--- Extract provided Enclosed Below ---

"Do not use" inputs, multi-step predictions and error-driven encoders
Time for another update!
We have added a new feature to the master branch of AOgmaNeo - the ability to supply "do not use" inputs.
These are supplied by just setting a column index to -1. They signal to the hierarchy that you do not want to learn or activate from the input. The hierarchy will however still provide a prediction for this column.
This new feature can be used for cases where data is missing or known to be useless, and also allows AOgmaNeo to predict what those "missing" values should be.
We have also added new serialization features, which allow in-memory serialization of both network state and all weights. This feature allows one to perform multi-step prediction, by "checkpointing" the current state, predicting a few more steps, and then reverting to the previous state. This will keep updating the weights on new information as well, as these will not be reset (not part of the "state").
Aside from these features, we have of course also been researching encoders and decoders. An interesting encoder currently is an error-driven encoder, which only learns when prediction errors occur from the decoder. This allows the encoder to discard information that is not useful for the final prediction. Currently, this encoder still has several problems, and performs worse than what is in the master branch. However, with some changes it may eventually overtake the existing encoder.
Finally, we have continued working on our demos, including a fun new simulated robot that jumps over hurdles. More on that and our real robotic demos soon (hopefully)!

--- End of Enclosed Extract provided ---

Task statement:
According to the AOgmaNeo update, what steps make up multi-step prediction? List each one. The data that follow have nothing to do with the AOgmaNeo update.

--- Excerpted records Enclosed Below ---

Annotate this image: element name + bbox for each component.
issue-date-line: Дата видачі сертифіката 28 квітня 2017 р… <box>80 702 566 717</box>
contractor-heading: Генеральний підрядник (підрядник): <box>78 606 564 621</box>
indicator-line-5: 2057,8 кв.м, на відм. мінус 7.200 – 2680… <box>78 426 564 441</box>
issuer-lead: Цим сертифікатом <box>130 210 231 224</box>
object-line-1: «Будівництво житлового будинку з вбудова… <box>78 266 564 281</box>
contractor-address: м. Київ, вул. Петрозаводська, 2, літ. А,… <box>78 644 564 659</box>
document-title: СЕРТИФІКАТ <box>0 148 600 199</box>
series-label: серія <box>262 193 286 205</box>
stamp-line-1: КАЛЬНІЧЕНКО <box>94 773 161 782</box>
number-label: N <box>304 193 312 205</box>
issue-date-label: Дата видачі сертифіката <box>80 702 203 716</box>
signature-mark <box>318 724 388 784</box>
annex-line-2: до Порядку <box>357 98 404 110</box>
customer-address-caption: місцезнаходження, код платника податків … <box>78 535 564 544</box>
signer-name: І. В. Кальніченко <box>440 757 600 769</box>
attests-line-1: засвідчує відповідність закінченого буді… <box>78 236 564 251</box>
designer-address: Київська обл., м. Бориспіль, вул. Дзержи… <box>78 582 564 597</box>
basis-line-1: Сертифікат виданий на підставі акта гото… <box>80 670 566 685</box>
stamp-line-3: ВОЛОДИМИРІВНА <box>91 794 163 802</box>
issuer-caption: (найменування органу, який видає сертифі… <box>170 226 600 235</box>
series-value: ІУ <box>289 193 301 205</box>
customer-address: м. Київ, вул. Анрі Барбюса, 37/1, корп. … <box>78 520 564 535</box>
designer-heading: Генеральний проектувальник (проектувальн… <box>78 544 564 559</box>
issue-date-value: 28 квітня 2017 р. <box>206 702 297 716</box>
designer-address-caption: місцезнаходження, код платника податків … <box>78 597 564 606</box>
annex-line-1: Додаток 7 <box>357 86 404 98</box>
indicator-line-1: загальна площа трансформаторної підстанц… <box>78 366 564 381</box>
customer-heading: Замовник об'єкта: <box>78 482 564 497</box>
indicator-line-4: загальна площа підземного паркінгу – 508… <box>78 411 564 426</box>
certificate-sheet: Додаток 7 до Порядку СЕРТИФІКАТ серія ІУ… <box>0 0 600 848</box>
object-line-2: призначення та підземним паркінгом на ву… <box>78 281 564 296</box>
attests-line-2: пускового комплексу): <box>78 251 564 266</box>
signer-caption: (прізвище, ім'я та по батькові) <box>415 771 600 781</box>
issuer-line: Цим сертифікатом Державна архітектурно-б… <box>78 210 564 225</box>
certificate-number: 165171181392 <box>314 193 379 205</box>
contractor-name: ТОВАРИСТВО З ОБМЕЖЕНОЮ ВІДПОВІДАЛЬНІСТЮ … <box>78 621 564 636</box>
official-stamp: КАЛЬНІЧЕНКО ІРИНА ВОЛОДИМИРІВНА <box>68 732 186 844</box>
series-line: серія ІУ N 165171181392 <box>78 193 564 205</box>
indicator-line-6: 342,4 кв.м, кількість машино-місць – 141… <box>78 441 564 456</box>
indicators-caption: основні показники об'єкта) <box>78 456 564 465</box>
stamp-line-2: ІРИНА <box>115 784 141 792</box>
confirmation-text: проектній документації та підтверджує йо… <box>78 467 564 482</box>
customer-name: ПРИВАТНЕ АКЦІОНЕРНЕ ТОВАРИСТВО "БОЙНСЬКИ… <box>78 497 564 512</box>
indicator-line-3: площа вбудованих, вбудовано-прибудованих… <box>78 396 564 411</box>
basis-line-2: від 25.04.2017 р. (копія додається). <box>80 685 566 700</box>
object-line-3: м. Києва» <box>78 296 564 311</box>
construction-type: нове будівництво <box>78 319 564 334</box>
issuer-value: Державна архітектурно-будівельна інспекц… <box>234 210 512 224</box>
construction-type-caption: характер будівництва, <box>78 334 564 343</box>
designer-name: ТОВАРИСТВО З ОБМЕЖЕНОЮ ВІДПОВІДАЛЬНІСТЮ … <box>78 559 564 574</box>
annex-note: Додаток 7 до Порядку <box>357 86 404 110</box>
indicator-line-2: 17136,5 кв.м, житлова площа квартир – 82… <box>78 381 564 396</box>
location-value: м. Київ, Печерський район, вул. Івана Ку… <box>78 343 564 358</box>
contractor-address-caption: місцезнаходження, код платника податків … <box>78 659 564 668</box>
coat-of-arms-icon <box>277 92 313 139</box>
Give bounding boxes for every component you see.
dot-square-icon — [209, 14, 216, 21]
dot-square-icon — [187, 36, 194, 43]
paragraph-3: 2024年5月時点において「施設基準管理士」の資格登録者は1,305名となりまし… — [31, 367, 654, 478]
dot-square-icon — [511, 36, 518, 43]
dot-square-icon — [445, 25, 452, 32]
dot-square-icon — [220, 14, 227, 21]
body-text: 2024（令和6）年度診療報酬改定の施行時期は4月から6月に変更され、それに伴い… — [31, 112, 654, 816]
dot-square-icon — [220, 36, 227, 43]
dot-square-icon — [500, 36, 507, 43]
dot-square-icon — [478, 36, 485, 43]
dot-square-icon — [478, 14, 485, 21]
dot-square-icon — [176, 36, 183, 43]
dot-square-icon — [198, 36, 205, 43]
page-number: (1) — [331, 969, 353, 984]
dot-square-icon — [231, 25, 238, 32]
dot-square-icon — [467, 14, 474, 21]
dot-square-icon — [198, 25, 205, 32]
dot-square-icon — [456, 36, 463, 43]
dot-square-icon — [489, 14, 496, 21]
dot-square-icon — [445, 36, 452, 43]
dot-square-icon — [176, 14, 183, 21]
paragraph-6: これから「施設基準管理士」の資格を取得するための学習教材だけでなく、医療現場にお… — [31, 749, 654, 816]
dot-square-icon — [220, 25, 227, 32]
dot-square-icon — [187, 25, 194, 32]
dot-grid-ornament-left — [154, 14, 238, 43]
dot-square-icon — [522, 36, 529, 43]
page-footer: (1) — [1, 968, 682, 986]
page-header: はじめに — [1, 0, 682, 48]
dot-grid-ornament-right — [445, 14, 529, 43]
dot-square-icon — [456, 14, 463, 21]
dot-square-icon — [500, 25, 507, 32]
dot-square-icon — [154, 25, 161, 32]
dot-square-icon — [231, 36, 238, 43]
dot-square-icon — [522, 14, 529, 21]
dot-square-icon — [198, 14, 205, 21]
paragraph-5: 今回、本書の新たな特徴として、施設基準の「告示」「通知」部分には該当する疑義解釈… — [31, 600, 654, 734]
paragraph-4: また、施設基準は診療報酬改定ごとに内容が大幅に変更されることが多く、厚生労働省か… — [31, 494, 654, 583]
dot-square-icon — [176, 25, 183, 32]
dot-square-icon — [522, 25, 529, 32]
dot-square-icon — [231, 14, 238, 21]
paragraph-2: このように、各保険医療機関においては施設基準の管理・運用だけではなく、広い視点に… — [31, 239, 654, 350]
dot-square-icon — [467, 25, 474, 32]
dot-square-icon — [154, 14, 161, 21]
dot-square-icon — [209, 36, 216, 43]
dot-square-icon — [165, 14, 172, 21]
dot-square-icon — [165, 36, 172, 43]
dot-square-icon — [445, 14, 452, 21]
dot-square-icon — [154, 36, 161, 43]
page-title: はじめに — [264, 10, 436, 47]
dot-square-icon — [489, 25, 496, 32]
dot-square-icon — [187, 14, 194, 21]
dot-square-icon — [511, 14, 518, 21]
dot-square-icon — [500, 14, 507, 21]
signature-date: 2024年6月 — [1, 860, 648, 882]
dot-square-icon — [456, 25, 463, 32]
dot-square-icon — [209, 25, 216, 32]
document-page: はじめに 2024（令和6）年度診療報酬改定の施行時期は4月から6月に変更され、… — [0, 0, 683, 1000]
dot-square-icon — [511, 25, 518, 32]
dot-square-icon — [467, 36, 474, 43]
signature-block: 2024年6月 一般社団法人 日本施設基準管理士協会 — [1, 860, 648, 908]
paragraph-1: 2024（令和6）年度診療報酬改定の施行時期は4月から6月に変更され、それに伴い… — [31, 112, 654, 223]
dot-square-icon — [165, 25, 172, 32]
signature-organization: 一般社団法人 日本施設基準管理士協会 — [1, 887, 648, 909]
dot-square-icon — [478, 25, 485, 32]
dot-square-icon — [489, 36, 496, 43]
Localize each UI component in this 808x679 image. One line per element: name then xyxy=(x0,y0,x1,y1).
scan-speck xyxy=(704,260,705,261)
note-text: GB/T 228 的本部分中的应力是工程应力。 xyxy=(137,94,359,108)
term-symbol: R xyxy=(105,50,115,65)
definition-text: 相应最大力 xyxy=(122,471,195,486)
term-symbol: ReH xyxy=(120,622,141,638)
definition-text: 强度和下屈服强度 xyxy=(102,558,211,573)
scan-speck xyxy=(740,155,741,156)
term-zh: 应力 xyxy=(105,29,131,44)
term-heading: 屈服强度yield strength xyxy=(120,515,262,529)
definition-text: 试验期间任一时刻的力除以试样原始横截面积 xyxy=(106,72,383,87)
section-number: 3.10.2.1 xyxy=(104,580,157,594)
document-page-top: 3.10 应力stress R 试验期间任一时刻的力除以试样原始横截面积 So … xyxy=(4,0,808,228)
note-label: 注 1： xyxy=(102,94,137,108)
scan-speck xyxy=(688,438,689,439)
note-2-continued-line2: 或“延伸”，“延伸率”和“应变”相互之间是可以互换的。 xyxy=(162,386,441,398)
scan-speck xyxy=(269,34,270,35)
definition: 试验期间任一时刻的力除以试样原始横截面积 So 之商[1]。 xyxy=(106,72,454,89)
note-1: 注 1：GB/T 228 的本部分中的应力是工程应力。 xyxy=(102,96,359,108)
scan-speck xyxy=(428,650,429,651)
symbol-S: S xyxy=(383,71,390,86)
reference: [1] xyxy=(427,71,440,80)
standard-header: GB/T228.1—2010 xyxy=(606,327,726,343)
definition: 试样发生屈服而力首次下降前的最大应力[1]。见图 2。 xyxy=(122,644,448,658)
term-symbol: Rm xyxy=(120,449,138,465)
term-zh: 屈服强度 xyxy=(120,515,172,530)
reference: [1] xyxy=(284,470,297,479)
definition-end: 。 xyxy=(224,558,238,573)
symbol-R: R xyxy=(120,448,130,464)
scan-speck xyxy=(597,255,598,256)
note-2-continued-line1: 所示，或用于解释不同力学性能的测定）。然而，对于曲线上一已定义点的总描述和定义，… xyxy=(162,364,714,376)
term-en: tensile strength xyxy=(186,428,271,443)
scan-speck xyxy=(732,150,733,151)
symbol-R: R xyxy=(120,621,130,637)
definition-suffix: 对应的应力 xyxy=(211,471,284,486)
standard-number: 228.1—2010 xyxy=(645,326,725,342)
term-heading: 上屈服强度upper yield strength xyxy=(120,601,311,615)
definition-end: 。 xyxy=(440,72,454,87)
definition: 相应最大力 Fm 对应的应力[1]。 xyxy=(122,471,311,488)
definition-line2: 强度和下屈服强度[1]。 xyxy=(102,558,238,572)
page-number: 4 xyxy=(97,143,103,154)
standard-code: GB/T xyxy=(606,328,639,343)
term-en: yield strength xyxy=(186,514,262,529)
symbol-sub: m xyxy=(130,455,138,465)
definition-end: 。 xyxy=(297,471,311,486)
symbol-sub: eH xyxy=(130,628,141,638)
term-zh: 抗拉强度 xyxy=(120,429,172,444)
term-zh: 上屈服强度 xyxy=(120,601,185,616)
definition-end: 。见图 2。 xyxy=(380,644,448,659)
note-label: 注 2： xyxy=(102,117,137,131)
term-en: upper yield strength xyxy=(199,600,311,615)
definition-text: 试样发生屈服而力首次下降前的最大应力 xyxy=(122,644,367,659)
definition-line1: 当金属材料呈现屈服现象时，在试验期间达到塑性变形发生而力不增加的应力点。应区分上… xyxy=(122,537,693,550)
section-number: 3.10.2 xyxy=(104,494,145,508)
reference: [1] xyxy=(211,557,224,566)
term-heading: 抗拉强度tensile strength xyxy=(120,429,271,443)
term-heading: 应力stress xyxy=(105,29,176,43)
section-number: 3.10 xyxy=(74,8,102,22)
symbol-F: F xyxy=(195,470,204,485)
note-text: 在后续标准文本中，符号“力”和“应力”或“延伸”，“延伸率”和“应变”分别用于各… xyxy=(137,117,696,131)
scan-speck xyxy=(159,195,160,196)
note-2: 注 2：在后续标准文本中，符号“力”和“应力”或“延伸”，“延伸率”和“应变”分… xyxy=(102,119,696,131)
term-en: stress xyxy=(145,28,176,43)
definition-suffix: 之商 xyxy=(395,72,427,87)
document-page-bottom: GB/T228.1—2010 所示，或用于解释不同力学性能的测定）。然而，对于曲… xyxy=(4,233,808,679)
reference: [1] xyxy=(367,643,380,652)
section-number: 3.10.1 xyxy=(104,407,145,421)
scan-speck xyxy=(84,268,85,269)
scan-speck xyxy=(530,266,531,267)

--- End of Enclosed Excerpted records ---

Response:
1. Checkpoint the current state.
2. Predict a few more steps.
3. Revert to the previous state.